STATED EXERCISE: Can you reproduce the listing below word for word, starting at its first line and ending at the line that contains "- left-lat-label: 30: [40, 334, 49, 343]", with both of those lines included?

INPUT ROWS:
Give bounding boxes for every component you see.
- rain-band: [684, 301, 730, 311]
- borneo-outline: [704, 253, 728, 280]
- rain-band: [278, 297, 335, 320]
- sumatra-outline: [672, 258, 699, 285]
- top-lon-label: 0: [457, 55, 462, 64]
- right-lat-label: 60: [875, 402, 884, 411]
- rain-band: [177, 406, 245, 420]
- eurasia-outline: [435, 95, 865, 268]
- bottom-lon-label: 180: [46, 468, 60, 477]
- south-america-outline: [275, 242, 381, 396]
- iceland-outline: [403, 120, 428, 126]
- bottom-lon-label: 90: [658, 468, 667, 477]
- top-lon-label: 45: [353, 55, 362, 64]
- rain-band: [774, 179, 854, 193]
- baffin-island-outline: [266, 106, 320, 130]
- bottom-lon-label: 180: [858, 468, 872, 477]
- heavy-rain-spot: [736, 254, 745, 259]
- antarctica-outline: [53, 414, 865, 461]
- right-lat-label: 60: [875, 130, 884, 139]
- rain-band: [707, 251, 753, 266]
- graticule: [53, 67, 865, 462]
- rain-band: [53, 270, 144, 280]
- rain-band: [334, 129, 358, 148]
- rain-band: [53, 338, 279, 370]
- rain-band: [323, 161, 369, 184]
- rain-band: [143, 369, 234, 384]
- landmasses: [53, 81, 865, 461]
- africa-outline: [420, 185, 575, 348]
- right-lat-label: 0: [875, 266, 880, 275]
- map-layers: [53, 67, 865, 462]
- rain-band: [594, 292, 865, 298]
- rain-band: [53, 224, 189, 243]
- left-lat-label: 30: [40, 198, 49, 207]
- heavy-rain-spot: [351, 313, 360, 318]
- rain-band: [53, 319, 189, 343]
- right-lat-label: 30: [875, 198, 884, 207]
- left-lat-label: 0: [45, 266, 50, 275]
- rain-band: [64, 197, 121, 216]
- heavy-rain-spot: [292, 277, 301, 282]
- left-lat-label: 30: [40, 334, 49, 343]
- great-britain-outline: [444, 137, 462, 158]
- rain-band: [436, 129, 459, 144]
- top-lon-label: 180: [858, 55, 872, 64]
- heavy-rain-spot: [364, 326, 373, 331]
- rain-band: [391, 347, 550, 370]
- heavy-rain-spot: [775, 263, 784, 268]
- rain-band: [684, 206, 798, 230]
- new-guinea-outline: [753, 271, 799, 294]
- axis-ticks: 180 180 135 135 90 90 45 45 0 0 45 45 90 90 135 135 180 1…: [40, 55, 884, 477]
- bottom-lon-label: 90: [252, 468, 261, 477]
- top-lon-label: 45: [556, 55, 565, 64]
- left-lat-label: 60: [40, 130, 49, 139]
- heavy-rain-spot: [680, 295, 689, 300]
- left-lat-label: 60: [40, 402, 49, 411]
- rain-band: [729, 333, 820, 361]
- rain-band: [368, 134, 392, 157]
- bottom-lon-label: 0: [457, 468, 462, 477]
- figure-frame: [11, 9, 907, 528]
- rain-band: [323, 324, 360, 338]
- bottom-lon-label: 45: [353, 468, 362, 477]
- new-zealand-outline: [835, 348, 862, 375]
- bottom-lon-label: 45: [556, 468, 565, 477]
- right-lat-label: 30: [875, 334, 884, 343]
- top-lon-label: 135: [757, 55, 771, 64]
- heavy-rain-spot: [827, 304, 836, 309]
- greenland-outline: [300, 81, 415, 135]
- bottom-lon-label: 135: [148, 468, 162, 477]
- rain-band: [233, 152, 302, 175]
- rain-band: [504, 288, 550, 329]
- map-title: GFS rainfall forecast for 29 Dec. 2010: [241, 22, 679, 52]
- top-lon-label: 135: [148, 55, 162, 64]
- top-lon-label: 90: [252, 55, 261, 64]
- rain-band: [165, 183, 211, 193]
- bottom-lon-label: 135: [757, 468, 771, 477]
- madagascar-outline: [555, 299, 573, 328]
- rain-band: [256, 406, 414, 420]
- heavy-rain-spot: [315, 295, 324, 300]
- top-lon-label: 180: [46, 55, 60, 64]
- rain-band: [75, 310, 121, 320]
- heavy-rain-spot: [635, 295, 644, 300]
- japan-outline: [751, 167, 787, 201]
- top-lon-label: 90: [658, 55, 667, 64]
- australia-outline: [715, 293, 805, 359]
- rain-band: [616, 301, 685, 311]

EXPECTED ANSWER:
Give bounding boxes for every component you see.
- rain-band: [684, 301, 730, 311]
- borneo-outline: [704, 253, 728, 280]
- rain-band: [278, 297, 335, 320]
- sumatra-outline: [672, 258, 699, 285]
- top-lon-label: 0: [457, 55, 462, 64]
- right-lat-label: 60: [875, 402, 884, 411]
- rain-band: [177, 406, 245, 420]
- eurasia-outline: [435, 95, 865, 268]
- bottom-lon-label: 180: [46, 468, 60, 477]
- south-america-outline: [275, 242, 381, 396]
- iceland-outline: [403, 120, 428, 126]
- bottom-lon-label: 90: [658, 468, 667, 477]
- top-lon-label: 45: [353, 55, 362, 64]
- rain-band: [774, 179, 854, 193]
- baffin-island-outline: [266, 106, 320, 130]
- bottom-lon-label: 180: [858, 468, 872, 477]
- heavy-rain-spot: [736, 254, 745, 259]
- antarctica-outline: [53, 414, 865, 461]
- right-lat-label: 60: [875, 130, 884, 139]
- rain-band: [707, 251, 753, 266]
- graticule: [53, 67, 865, 462]
- rain-band: [53, 270, 144, 280]
- rain-band: [334, 129, 358, 148]
- rain-band: [53, 338, 279, 370]
- rain-band: [323, 161, 369, 184]
- rain-band: [143, 369, 234, 384]
- landmasses: [53, 81, 865, 461]
- africa-outline: [420, 185, 575, 348]
- right-lat-label: 0: [875, 266, 880, 275]
- map-layers: [53, 67, 865, 462]
- rain-band: [594, 292, 865, 298]
- rain-band: [53, 224, 189, 243]
- left-lat-label: 30: [40, 198, 49, 207]
- heavy-rain-spot: [351, 313, 360, 318]
- rain-band: [53, 319, 189, 343]
- right-lat-label: 30: [875, 198, 884, 207]
- left-lat-label: 0: [45, 266, 50, 275]
- rain-band: [64, 197, 121, 216]
- heavy-rain-spot: [292, 277, 301, 282]
- left-lat-label: 30: [40, 334, 49, 343]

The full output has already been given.